▶ Records from a data source:
● ● ● ● ●
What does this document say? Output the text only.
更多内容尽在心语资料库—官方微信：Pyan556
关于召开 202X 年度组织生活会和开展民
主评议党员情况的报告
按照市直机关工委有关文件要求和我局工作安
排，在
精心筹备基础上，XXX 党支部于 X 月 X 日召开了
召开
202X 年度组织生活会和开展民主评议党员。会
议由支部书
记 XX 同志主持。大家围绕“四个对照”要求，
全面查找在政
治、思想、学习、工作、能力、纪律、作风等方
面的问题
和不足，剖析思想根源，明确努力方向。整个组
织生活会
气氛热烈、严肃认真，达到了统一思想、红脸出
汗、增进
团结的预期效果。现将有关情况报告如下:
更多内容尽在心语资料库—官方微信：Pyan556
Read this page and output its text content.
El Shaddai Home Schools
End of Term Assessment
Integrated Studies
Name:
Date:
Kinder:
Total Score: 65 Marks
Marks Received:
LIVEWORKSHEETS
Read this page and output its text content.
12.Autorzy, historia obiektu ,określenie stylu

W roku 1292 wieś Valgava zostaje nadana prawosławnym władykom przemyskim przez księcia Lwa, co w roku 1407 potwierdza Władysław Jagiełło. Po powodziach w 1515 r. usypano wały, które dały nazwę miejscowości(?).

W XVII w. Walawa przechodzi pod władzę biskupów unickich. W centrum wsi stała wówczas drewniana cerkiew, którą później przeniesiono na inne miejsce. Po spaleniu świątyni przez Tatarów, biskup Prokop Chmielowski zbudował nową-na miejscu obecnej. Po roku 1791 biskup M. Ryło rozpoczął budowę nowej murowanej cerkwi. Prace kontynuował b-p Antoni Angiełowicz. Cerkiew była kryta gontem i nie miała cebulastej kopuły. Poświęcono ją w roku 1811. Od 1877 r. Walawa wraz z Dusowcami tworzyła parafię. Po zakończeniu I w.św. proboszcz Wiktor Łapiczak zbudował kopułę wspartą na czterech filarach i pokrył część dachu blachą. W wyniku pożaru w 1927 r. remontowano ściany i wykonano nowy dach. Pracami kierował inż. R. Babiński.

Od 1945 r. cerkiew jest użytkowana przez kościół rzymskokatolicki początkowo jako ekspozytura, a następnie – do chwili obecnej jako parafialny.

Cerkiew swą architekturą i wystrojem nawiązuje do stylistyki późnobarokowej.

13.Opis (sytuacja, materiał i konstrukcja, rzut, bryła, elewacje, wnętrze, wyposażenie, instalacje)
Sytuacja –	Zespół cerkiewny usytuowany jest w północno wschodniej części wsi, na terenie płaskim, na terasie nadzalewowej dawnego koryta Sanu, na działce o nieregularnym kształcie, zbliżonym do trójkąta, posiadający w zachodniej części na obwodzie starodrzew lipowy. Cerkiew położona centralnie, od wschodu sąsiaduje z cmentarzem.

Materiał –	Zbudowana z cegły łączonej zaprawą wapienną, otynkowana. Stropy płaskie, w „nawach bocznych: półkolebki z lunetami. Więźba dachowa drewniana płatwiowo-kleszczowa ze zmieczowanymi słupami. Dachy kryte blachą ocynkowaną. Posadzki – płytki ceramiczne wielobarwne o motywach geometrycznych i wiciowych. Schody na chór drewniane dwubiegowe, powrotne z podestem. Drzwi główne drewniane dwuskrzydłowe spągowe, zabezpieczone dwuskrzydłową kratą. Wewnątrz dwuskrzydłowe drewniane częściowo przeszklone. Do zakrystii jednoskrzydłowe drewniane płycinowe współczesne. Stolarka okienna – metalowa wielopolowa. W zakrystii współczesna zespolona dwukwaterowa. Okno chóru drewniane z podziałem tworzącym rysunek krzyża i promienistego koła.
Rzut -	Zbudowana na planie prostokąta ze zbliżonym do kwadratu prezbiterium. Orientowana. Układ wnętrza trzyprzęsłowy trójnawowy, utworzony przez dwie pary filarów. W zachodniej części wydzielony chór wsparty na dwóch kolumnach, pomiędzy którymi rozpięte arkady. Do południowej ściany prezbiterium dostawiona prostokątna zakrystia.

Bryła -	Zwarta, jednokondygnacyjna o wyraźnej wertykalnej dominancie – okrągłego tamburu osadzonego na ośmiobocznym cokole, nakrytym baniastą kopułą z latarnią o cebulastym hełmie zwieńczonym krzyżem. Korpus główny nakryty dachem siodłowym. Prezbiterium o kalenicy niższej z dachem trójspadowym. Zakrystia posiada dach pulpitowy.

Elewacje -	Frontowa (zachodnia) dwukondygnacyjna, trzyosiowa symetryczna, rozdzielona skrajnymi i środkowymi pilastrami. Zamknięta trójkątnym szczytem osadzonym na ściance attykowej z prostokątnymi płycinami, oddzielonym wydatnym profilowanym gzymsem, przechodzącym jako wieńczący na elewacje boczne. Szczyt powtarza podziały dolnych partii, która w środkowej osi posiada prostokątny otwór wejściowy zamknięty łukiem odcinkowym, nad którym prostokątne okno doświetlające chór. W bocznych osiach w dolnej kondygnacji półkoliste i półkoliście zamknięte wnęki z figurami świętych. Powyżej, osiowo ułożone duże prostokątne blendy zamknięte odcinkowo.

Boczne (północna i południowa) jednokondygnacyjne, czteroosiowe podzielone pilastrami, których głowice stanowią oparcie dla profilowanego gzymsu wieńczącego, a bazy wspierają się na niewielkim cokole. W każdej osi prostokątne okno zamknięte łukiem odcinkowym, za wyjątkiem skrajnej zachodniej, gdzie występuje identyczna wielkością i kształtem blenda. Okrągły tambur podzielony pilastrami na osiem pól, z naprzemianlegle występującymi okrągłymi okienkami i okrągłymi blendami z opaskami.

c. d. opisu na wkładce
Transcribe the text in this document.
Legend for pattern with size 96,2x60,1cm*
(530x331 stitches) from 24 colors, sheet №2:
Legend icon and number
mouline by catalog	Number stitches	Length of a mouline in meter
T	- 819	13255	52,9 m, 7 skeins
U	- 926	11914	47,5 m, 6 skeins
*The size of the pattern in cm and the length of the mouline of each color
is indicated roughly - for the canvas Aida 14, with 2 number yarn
● ● ● ● ●
Each entry is to be returned in full, character for character.

▶ Solution below:
What does this document say? Output the text only.
更多内容尽在心语资料库—官方微信：Pyan556
关于召开 202X 年度组织生活会和开展民
主评议党员情况的报告
按照市直机关工委有关文件要求和我局工作安
排，在
精心筹备基础上，XXX 党支部于 X 月 X 日召开了
召开
202X 年度组织生活会和开展民主评议党员。会
议由支部书
记 XX 同志主持。大家围绕“四个对照”要求，
全面查找在政
治、思想、学习、工作、能力、纪律、作风等方
面的问题
和不足，剖析思想根源，明确努力方向。整个组
织生活会
气氛热烈、严肃认真，达到了统一思想、红脸出
汗、增进
团结的预期效果。现将有关情况报告如下:
更多内容尽在心语资料库—官方微信：Pyan556
Read this page and output its text content.
El Shaddai Home Schools
End of Term Assessment
Integrated Studies
Name:
Date:
Kinder:
Total Score: 65 Marks
Marks Received:
LIVEWORKSHEETS
Read this page and output its text content.
12.Autorzy, historia obiektu ,określenie stylu

W roku 1292 wieś Valgava zostaje nadana prawosławnym władykom przemyskim przez księcia Lwa, co w roku 1407 potwierdza Władysław Jagiełło. Po powodziach w 1515 r. usypano wały, które dały nazwę miejscowości(?).

W XVII w. Walawa przechodzi pod władzę biskupów unickich. W centrum wsi stała wówczas drewniana cerkiew, którą później przeniesiono na inne miejsce. Po spaleniu świątyni przez Tatarów, biskup Prokop Chmielowski zbudował nową-na miejscu obecnej. Po roku 1791 biskup M. Ryło rozpoczął budowę nowej murowanej cerkwi. Prace kontynuował b-p Antoni Angiełowicz. Cerkiew była kryta gontem i nie miała cebulastej kopuły. Poświęcono ją w roku 1811. Od 1877 r. Walawa wraz z Dusowcami tworzyła parafię. Po zakończeniu I w.św. proboszcz Wiktor Łapiczak zbudował kopułę wspartą na czterech filarach i pokrył część dachu blachą. W wyniku pożaru w 1927 r. remontowano ściany i wykonano nowy dach. Pracami kierował inż. R. Babiński.

Od 1945 r. cerkiew jest użytkowana przez kościół rzymskokatolicki początkowo jako ekspozytura, a następnie – do chwili obecnej jako parafialny.

Cerkiew swą architekturą i wystrojem nawiązuje do stylistyki późnobarokowej.

13.Opis (sytuacja, materiał i konstrukcja, rzut, bryła, elewacje, wnętrze, wyposażenie, instalacje)
Sytuacja –	Zespół cerkiewny usytuowany jest w północno wschodniej części wsi, na terenie płaskim, na terasie nadzalewowej dawnego koryta Sanu, na działce o nieregularnym kształcie, zbliżonym do trójkąta, posiadający w zachodniej części na obwodzie starodrzew lipowy. Cerkiew położona centralnie, od wschodu sąsiaduje z cmentarzem.

Materiał –	Zbudowana z cegły łączonej zaprawą wapienną, otynkowana. Stropy płaskie, w „nawach bocznych: półkolebki z lunetami. Więźba dachowa drewniana płatwiowo-kleszczowa ze zmieczowanymi słupami. Dachy kryte blachą ocynkowaną. Posadzki – płytki ceramiczne wielobarwne o motywach geometrycznych i wiciowych. Schody na chór drewniane dwubiegowe, powrotne z podestem. Drzwi główne drewniane dwuskrzydłowe spągowe, zabezpieczone dwuskrzydłową kratą. Wewnątrz dwuskrzydłowe drewniane częściowo przeszklone. Do zakrystii jednoskrzydłowe drewniane płycinowe współczesne. Stolarka okienna – metalowa wielopolowa. W zakrystii współczesna zespolona dwukwaterowa. Okno chóru drewniane z podziałem tworzącym rysunek krzyża i promienistego koła.
Rzut -	Zbudowana na planie prostokąta ze zbliżonym do kwadratu prezbiterium. Orientowana. Układ wnętrza trzyprzęsłowy trójnawowy, utworzony przez dwie pary filarów. W zachodniej części wydzielony chór wsparty na dwóch kolumnach, pomiędzy którymi rozpięte arkady. Do południowej ściany prezbiterium dostawiona prostokątna zakrystia.

Bryła -	Zwarta, jednokondygnacyjna o wyraźnej wertykalnej dominancie – okrągłego tamburu osadzonego na ośmiobocznym cokole, nakrytym baniastą kopułą z latarnią o cebulastym hełmie zwieńczonym krzyżem. Korpus główny nakryty dachem siodłowym. Prezbiterium o kalenicy niższej z dachem trójspadowym. Zakrystia posiada dach pulpitowy.

Elewacje -	Frontowa (zachodnia) dwukondygnacyjna, trzyosiowa symetryczna, rozdzielona skrajnymi i środkowymi pilastrami. Zamknięta trójkątnym szczytem osadzonym na ściance attykowej z prostokątnymi płycinami, oddzielonym wydatnym profilowanym gzymsem, przechodzącym jako wieńczący na elewacje boczne. Szczyt powtarza podziały dolnych partii, która w środkowej osi posiada prostokątny otwór wejściowy zamknięty łukiem odcinkowym, nad którym prostokątne okno doświetlające chór. W bocznych osiach w dolnej kondygnacji półkoliste i półkoliście zamknięte wnęki z figurami świętych. Powyżej, osiowo ułożone duże prostokątne blendy zamknięte odcinkowo.

Boczne (północna i południowa) jednokondygnacyjne, czteroosiowe podzielone pilastrami, których głowice stanowią oparcie dla profilowanego gzymsu wieńczącego, a bazy wspierają się na niewielkim cokole. W każdej osi prostokątne okno zamknięte łukiem odcinkowym, za wyjątkiem skrajnej zachodniej, gdzie występuje identyczna wielkością i kształtem blenda. Okrągły tambur podzielony pilastrami na osiem pól, z naprzemianlegle występującymi okrągłymi okienkami i okrągłymi blendami z opaskami.

c. d. opisu na wkładce
Transcribe the text in this document.
Legend for pattern with size 96,2x60,1cm*
(530x331 stitches) from 24 colors, sheet №2:
Legend icon and number
mouline by catalog	Number stitches	Length of a mouline in meter
T	- 819	13255	52,9 m, 7 skeins
U	- 926	11914	47,5 m, 6 skeins
*The size of the pattern in cm and the length of the mouline of each color
is indicated roughly - for the canvas Aida 14, with 2 number yarn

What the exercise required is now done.